> **Task to complete**:
Return the lines from the one with "histogram-bar: [684, 487, 687, 890]" up to and including the one with "histogram-bar: [490, 855, 493, 890]", copied exactly.
:: Exercise materials ::
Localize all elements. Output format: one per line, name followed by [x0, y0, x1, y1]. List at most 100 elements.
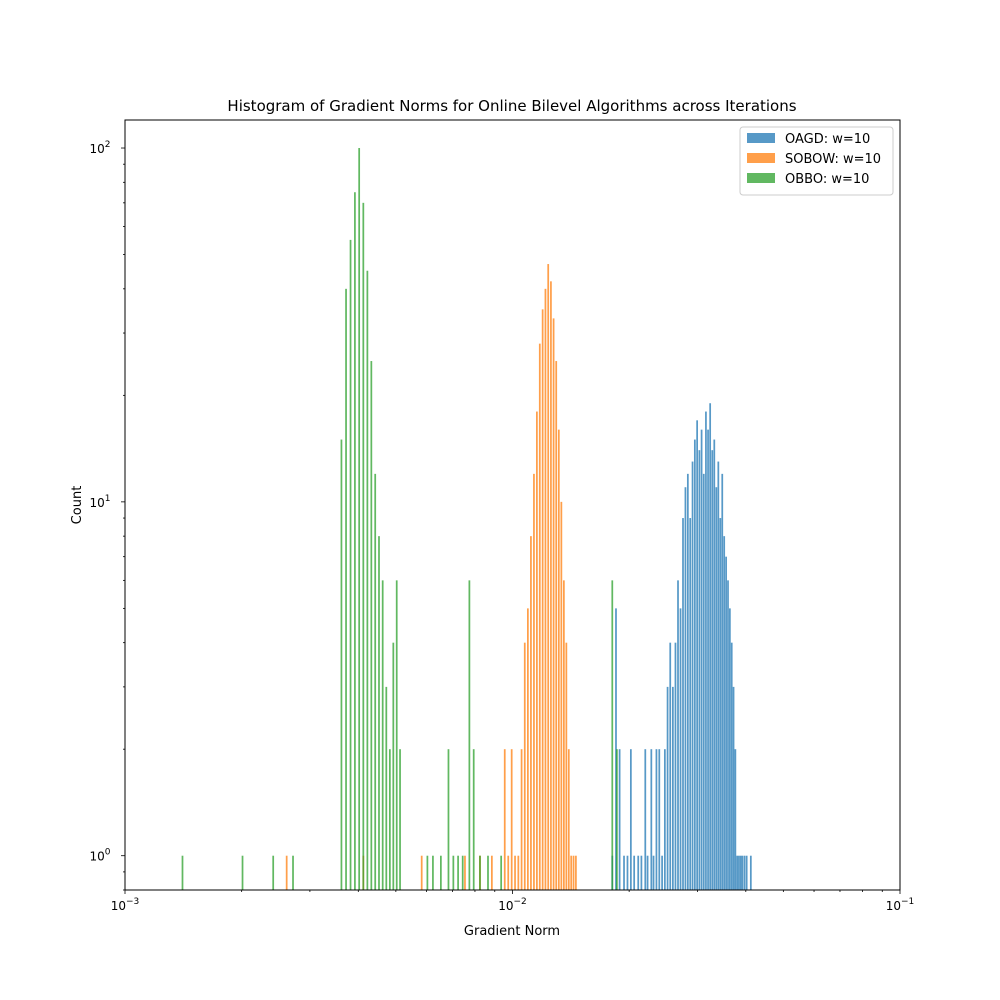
histogram-bar: [684, 487, 687, 890]
histogram-bar: [693, 439, 696, 890]
histogram-bar: [650, 749, 653, 890]
histogram-bar: [700, 429, 703, 890]
histogram-bar: [611, 580, 614, 890]
legend: OAGD: w=10 SOBOW: w=10 OBBO: w=10: [739, 126, 894, 196]
histogram-bar: [707, 429, 709, 890]
y-tick-exponent: 2: [105, 140, 111, 150]
y-axis-label: Count: [70, 486, 85, 525]
histogram-bar: [629, 749, 632, 890]
histogram-bar: [358, 148, 361, 890]
histogram-bar: [734, 749, 737, 890]
histogram-bar: [560, 501, 563, 890]
histogram-bar: [723, 536, 726, 890]
histogram-bar: [479, 855, 481, 890]
histogram-bar: [547, 264, 550, 890]
histogram-bar: [523, 642, 526, 890]
histogram-bar: [572, 855, 575, 890]
x-tick-exponent: −2: [514, 897, 527, 907]
legend-box: [739, 126, 894, 196]
legend-label: OAGD: w=10: [785, 132, 870, 147]
histogram-bar: [366, 270, 369, 891]
histogram-bar: [626, 855, 629, 890]
histogram-bar: [658, 749, 661, 890]
histogram-bar: [490, 855, 493, 890]
histogram-bar: [567, 749, 570, 890]
histogram-bar: [715, 487, 718, 890]
histogram-bar: [555, 361, 558, 890]
histogram-bar: [730, 642, 733, 890]
histogram-bar: [743, 855, 746, 890]
histogram-bar: [552, 318, 555, 890]
histogram-bar: [468, 580, 471, 890]
histogram-bar: [452, 855, 455, 890]
histogram-bar: [616, 749, 618, 890]
histogram-bar: [745, 855, 748, 890]
histogram-bar: [640, 855, 643, 890]
histogram-bar: [679, 608, 682, 890]
histogram-bar: [721, 473, 724, 890]
histogram-bars: [181, 148, 752, 891]
histogram-bar: [711, 450, 714, 890]
histogram-bar: [563, 580, 565, 890]
series-2-bars: [181, 148, 618, 891]
histogram-bar: [719, 518, 722, 890]
histogram-bar: [544, 288, 547, 891]
histogram-bar: [527, 608, 529, 890]
histogram-bar: [272, 855, 275, 890]
histogram-bar: [663, 749, 666, 890]
histogram-bar: [674, 642, 677, 890]
histogram-bar: [536, 411, 538, 890]
series-0-bars: [611, 403, 752, 890]
histogram-bar: [736, 855, 739, 890]
histogram-bar: [440, 855, 442, 890]
legend-swatch: [747, 133, 775, 143]
histogram-bar: [557, 429, 560, 890]
histogram-bar: [738, 855, 740, 890]
histogram-bar: [655, 749, 658, 890]
histogram-bar: [378, 536, 380, 890]
legend-swatch: [747, 173, 775, 183]
histogram-bar: [385, 686, 388, 890]
histogram-bar: [709, 403, 712, 890]
legend-label: OBBO: w=10: [785, 172, 869, 187]
histogram-bar: [345, 288, 347, 891]
histogram-bar: [340, 439, 343, 890]
histogram-bar: [538, 343, 541, 890]
histogram-bar: [689, 518, 692, 890]
histogram-bar: [370, 361, 373, 890]
histogram-bar: [623, 855, 625, 890]
histogram-bar: [472, 749, 475, 890]
histogram-bar: [381, 580, 384, 890]
series-1-bars: [285, 264, 577, 891]
histogram-bar: [686, 473, 689, 890]
histogram-bar: [362, 202, 365, 890]
histogram-bar: [729, 608, 731, 890]
histogram-bar: [464, 855, 466, 890]
histogram-bar: [520, 749, 523, 890]
y-tick-exponent: 1: [105, 494, 111, 504]
histogram-bar: [633, 855, 636, 890]
histogram-bar: [669, 642, 672, 890]
histogram-bar: [550, 281, 552, 891]
histogram-bar: [725, 556, 727, 890]
histogram-bar: [644, 749, 647, 890]
histogram-bar: [672, 686, 674, 890]
histogram-bar: [395, 580, 398, 890]
histogram-bar: [565, 642, 568, 890]
histogram-bar: [705, 411, 707, 890]
x-axis-ticks: 10−3 10−2 10−1: [111, 890, 914, 913]
histogram-bar: [741, 855, 744, 890]
histogram-bar: [575, 855, 577, 890]
histogram-bar: [420, 855, 423, 890]
histogram-bar: [682, 518, 684, 890]
histogram-bar: [392, 642, 395, 890]
histogram-bar: [615, 608, 617, 890]
histogram-bar: [533, 473, 535, 890]
legend-label: SOBOW: w=10: [785, 152, 881, 167]
chart-title: Histogram of Gradient Norms for Online B…: [227, 97, 796, 115]
histogram-bar: [530, 536, 532, 890]
histogram-bar: [292, 855, 294, 890]
histogram-bar: [652, 855, 655, 890]
histogram-bar: [661, 855, 663, 890]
:::
> **Final result**:
histogram-bar: [684, 487, 687, 890]
histogram-bar: [693, 439, 696, 890]
histogram-bar: [650, 749, 653, 890]
histogram-bar: [700, 429, 703, 890]
histogram-bar: [611, 580, 614, 890]
legend: OAGD: w=10 SOBOW: w=10 OBBO: w=10: [739, 126, 894, 196]
histogram-bar: [707, 429, 709, 890]
y-tick-exponent: 2: [105, 140, 111, 150]
y-axis-label: Count: [70, 486, 85, 525]
histogram-bar: [629, 749, 632, 890]
histogram-bar: [358, 148, 361, 890]
histogram-bar: [734, 749, 737, 890]
histogram-bar: [560, 501, 563, 890]
histogram-bar: [723, 536, 726, 890]
histogram-bar: [479, 855, 481, 890]
histogram-bar: [547, 264, 550, 890]
histogram-bar: [523, 642, 526, 890]
histogram-bar: [572, 855, 575, 890]
x-tick-exponent: −2: [514, 897, 527, 907]
legend-box: [739, 126, 894, 196]
legend-label: OAGD: w=10: [785, 132, 870, 147]
histogram-bar: [366, 270, 369, 891]
histogram-bar: [626, 855, 629, 890]
histogram-bar: [658, 749, 661, 890]
histogram-bar: [490, 855, 493, 890]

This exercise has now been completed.